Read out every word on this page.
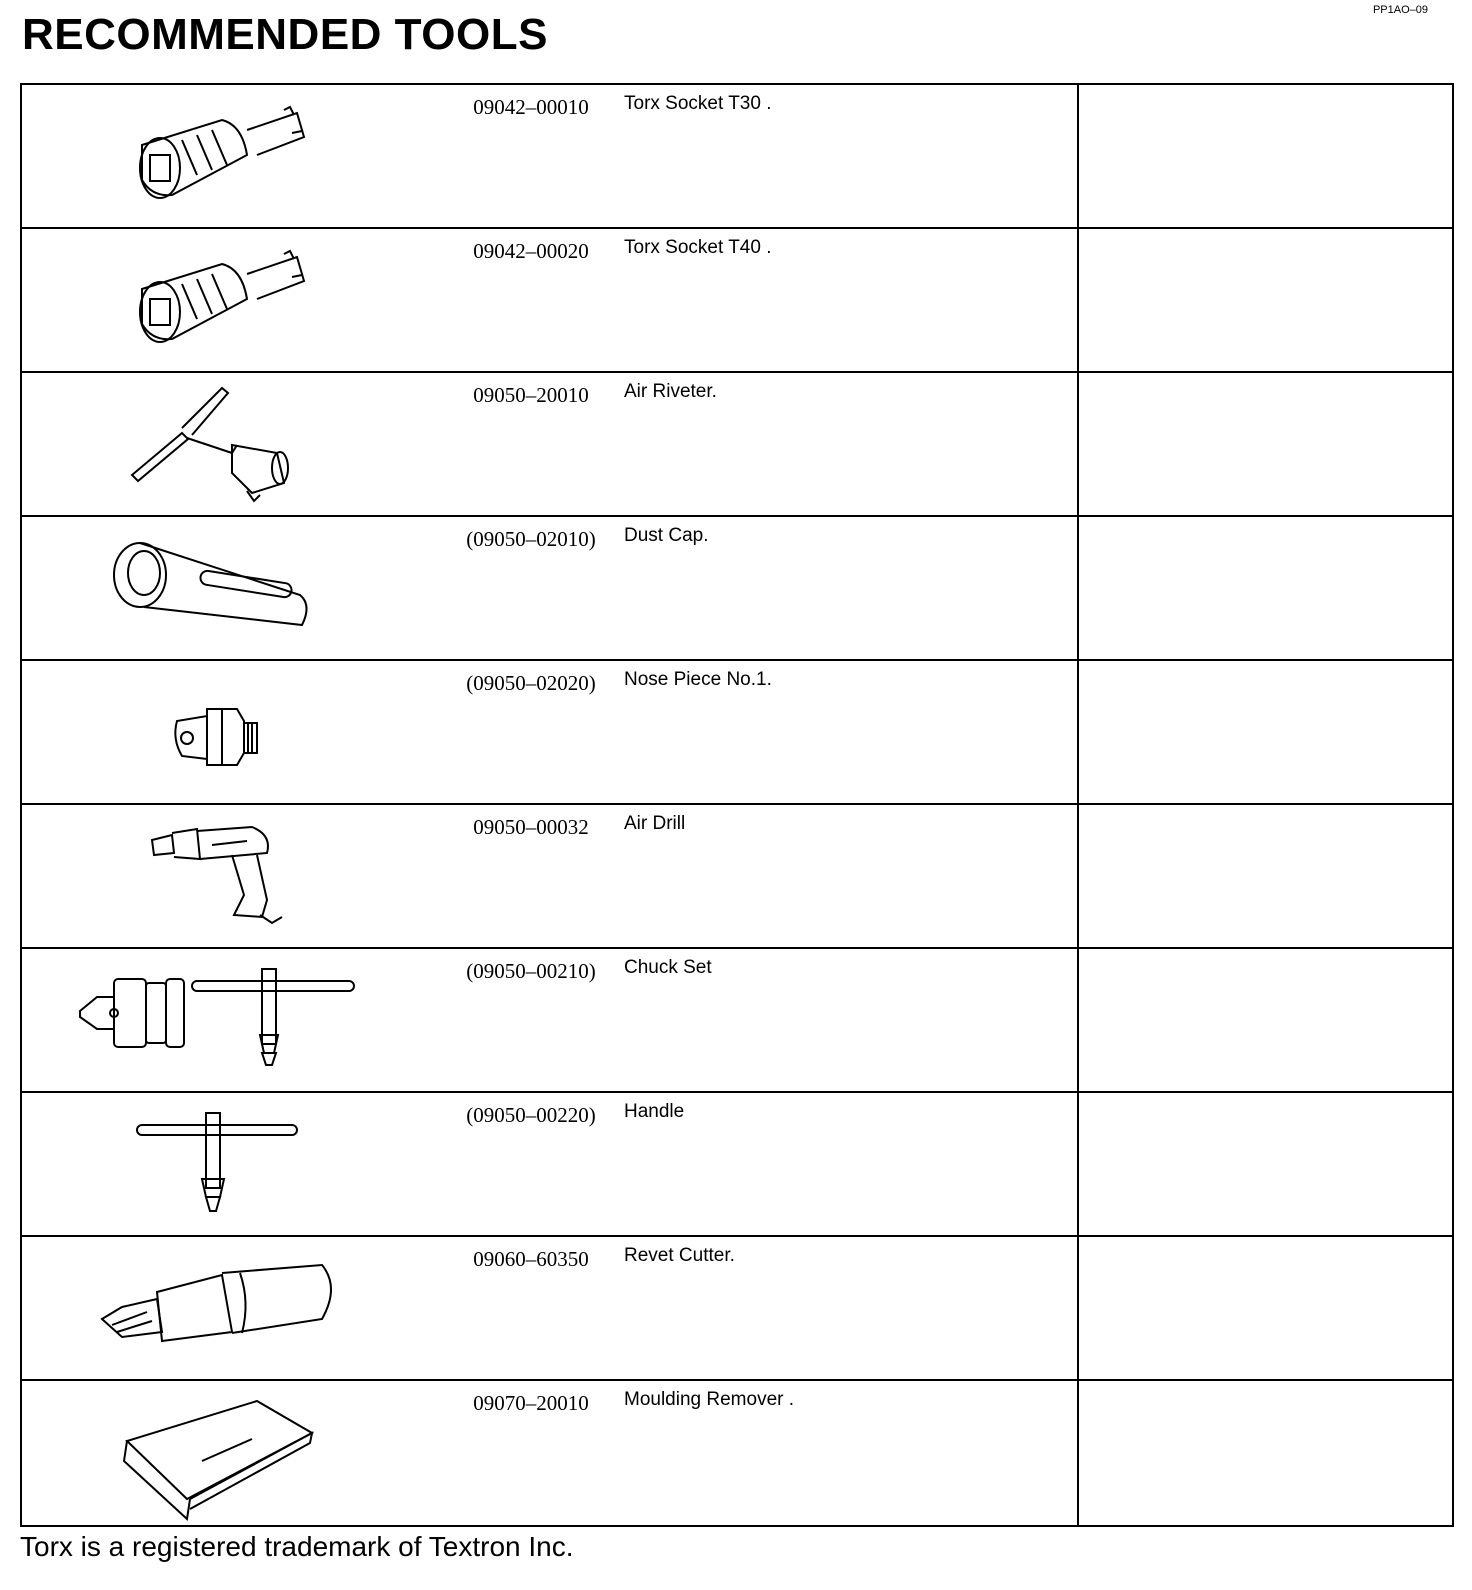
PP1AO–09
RECOMMENDED TOOLS
09042–00010	Torx Socket T30 .
09042–00020	Torx Socket T40 .
09050–20010	Air Riveter.
(09050–02010)	Dust Cap.
(09050–02020)	Nose Piece No.1.
09050–00032	Air Drill
(09050–00210)	Chuck Set
(09050–00220)	Handle
09060–60350	Revet Cutter.
09070–20010	Moulding Remover .
Torx is a registered trademark of Textron Inc.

#### EXERCISE DESCRIPTION
Identify each line in the records above that contains the word "Torx", and copy it out in full.

#### EXPECTED ANSWER
09042–00010	Torx Socket T30 .
09042–00020	Torx Socket T40 .
Torx is a registered trademark of Textron Inc.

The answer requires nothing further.